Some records
* * * * * * *
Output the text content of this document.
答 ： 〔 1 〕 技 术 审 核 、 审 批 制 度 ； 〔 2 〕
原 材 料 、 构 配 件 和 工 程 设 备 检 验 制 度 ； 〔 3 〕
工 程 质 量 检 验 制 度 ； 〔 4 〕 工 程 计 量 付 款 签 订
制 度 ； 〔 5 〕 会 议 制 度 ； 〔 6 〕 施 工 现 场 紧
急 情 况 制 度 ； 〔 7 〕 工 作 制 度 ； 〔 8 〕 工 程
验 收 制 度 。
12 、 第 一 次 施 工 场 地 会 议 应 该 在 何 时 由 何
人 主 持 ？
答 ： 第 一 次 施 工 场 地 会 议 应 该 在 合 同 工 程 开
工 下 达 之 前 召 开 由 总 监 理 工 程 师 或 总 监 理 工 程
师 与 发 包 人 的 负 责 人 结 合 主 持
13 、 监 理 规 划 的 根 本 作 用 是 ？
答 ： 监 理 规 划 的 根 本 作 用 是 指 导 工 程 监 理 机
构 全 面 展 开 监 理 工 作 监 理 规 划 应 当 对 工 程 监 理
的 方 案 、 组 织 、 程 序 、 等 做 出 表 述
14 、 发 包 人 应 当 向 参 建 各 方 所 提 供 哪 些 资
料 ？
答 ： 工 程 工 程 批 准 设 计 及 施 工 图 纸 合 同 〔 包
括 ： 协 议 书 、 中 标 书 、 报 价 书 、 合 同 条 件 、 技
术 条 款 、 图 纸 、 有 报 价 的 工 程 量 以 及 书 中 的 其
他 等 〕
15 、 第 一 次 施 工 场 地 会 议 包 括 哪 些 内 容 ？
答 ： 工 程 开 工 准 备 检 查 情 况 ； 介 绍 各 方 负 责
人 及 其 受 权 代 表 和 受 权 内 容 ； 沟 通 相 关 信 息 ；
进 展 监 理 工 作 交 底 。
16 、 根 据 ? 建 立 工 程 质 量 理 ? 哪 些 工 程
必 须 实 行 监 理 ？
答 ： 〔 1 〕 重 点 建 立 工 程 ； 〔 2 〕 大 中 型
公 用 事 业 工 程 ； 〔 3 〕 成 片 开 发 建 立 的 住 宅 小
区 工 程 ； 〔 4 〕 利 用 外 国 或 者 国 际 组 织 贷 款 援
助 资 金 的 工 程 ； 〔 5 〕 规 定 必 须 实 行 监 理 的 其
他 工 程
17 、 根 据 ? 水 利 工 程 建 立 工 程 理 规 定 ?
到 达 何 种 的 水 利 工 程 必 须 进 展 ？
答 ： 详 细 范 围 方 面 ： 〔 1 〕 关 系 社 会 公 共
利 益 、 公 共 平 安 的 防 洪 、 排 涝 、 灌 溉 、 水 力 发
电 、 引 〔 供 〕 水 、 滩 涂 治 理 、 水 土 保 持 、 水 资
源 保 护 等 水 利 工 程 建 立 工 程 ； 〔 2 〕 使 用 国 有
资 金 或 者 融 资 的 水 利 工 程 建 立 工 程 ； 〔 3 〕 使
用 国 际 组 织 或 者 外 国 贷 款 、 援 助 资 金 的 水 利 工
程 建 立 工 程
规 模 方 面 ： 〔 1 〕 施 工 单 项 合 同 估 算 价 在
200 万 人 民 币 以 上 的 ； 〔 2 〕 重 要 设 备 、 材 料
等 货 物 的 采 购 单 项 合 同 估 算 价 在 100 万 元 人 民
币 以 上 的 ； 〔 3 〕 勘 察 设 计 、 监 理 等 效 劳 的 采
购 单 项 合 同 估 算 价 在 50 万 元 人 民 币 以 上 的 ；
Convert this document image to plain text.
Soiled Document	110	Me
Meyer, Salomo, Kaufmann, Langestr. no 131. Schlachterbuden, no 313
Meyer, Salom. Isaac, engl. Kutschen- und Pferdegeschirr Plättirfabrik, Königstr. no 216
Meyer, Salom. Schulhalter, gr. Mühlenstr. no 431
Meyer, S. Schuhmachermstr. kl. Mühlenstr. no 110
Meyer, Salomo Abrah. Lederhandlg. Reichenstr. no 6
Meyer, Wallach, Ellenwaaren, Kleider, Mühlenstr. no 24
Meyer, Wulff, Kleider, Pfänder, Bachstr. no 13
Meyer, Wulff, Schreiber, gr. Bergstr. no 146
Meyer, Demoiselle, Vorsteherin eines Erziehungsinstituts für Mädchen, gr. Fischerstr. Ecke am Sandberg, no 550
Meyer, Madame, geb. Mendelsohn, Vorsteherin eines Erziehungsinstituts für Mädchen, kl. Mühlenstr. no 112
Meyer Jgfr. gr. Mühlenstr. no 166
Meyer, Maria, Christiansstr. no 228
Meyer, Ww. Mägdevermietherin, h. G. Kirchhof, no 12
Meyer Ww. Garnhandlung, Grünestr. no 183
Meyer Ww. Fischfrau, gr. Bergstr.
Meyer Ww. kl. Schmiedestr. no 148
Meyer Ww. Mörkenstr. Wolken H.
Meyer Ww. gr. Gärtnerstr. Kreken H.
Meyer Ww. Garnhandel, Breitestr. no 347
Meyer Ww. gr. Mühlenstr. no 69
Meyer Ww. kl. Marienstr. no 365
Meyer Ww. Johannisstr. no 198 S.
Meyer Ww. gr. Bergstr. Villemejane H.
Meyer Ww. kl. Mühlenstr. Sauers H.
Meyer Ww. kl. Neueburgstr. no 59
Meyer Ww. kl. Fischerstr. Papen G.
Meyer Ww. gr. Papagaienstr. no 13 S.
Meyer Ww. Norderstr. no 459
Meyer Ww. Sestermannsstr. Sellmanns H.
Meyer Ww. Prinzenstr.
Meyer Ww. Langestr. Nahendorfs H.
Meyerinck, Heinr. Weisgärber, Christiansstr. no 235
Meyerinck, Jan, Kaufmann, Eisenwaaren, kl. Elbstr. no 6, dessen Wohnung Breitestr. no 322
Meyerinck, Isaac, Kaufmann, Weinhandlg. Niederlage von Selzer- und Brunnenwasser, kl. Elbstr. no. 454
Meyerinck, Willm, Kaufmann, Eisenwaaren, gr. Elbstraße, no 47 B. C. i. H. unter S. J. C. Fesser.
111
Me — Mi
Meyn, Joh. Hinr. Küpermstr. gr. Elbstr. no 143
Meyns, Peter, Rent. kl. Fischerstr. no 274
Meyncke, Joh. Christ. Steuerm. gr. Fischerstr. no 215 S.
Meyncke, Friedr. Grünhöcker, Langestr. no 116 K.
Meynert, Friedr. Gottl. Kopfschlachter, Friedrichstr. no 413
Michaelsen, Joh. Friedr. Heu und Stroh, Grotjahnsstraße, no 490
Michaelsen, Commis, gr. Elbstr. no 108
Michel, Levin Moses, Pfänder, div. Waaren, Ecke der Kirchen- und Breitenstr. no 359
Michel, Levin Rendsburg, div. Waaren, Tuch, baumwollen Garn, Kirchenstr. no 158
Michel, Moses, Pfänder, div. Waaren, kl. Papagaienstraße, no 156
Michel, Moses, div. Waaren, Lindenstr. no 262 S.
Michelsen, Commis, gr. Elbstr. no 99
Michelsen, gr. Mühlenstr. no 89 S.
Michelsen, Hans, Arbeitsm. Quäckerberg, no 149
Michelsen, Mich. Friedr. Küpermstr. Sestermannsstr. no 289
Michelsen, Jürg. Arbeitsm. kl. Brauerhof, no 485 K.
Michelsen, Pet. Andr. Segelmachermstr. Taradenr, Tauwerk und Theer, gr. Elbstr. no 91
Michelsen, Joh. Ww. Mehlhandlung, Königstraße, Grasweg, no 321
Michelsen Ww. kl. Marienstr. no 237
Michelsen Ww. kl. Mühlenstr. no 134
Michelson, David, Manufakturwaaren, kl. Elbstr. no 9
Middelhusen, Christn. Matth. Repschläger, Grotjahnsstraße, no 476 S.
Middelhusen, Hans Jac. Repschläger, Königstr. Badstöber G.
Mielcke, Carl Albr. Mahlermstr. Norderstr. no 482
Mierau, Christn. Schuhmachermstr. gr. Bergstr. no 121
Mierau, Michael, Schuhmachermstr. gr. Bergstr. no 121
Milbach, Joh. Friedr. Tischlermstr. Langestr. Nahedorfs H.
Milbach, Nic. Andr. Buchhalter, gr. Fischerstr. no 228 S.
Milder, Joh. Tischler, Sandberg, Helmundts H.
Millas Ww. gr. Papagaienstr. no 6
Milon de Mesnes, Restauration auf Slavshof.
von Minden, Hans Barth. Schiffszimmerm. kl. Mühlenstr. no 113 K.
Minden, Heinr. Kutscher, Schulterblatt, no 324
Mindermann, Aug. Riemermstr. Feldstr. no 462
* * * * * * *
Copy each line that holds the word "Christn".

Middelhusen, Christn. Matth. Repschläger, Grotjahnsstraße, no 476 S.
Mierau, Christn. Schuhmachermstr. gr. Bergstr. no 121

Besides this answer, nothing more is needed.